Data entries:
begin

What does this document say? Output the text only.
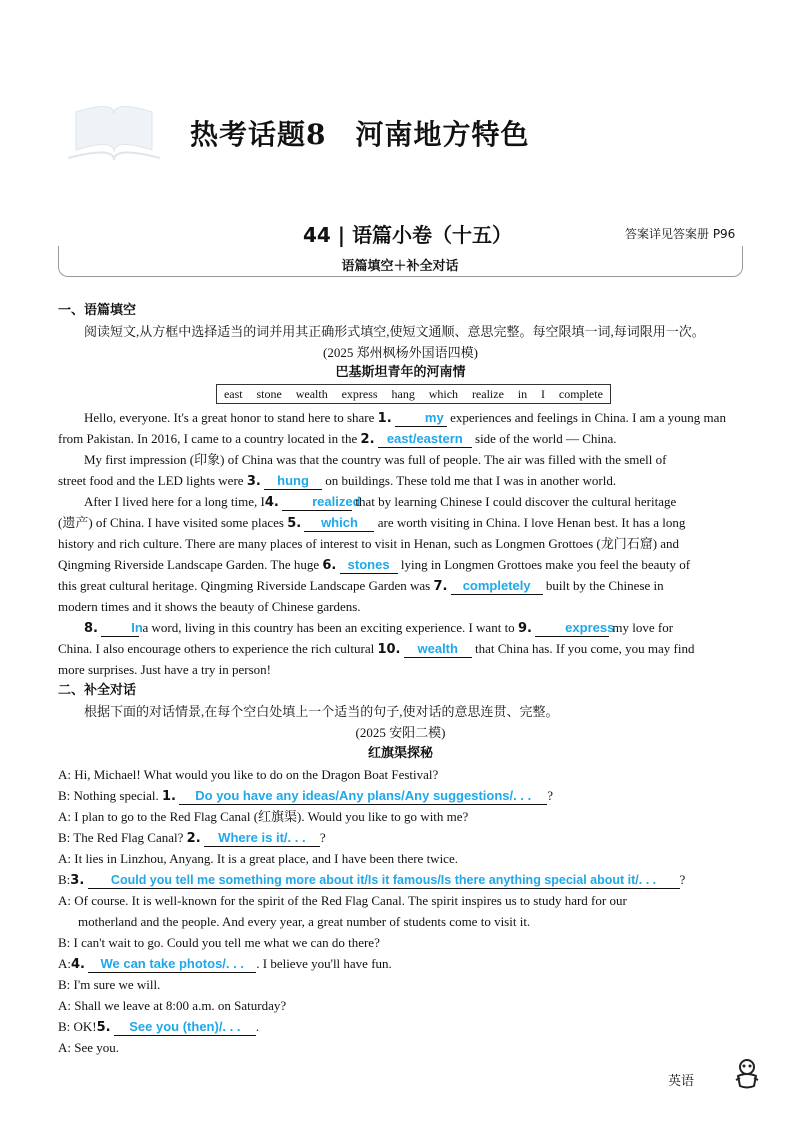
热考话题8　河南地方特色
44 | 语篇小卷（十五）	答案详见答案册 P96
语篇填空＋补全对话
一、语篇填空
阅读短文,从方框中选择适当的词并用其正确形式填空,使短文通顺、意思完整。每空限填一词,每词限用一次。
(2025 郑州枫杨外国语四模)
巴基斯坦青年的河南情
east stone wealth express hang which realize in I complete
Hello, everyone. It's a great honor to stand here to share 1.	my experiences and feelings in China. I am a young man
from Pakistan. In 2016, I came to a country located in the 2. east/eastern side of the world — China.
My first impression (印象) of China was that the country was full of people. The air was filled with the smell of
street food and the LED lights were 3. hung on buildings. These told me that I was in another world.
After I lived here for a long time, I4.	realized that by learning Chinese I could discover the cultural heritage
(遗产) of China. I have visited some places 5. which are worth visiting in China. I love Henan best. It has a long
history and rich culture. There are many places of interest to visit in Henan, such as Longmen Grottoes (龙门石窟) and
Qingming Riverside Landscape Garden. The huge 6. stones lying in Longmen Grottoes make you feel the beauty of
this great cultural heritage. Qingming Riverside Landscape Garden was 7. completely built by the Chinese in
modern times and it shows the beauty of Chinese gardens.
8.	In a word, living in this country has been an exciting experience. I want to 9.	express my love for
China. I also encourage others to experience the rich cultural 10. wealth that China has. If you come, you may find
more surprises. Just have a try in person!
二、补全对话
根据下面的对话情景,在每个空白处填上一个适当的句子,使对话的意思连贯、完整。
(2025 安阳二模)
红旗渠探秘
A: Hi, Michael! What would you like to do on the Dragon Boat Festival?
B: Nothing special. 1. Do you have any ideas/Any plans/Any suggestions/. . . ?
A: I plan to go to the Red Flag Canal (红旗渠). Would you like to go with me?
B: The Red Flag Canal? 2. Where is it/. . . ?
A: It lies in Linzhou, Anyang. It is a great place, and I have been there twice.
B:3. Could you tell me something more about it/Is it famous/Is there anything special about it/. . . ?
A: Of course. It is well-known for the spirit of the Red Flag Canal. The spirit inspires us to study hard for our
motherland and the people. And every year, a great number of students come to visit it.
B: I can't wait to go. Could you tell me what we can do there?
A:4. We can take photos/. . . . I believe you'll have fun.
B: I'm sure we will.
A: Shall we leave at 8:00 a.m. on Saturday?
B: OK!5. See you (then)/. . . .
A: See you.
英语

end
begin

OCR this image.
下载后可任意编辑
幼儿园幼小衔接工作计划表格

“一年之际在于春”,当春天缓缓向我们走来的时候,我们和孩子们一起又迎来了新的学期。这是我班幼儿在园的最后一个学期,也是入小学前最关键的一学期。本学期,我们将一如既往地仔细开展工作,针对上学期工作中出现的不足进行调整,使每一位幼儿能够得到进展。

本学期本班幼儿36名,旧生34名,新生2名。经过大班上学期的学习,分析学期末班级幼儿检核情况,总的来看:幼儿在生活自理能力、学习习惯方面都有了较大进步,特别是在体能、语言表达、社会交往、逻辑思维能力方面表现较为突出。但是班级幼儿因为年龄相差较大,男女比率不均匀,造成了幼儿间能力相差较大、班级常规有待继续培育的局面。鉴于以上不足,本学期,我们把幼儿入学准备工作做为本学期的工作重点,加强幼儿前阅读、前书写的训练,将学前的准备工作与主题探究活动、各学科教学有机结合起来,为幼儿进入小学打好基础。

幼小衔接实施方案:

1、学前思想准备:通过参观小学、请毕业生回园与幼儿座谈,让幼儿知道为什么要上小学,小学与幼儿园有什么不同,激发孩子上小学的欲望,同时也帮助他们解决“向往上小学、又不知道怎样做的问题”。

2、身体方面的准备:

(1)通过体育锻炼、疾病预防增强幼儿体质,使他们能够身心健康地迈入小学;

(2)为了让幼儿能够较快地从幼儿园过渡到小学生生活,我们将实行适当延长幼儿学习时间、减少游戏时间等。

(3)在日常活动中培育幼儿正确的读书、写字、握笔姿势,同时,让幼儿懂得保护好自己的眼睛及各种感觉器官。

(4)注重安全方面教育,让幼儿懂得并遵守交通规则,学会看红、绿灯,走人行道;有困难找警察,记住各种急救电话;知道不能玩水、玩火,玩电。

end

The exercise: Extract every line containing the string "heritage" from the material.

Complete response:
After I lived here for a long time, I4.	realized that by learning Chinese I could discover the cultural heritage
this great cultural heritage. Qingming Riverside Landscape Garden was 7. completely built by the Chinese in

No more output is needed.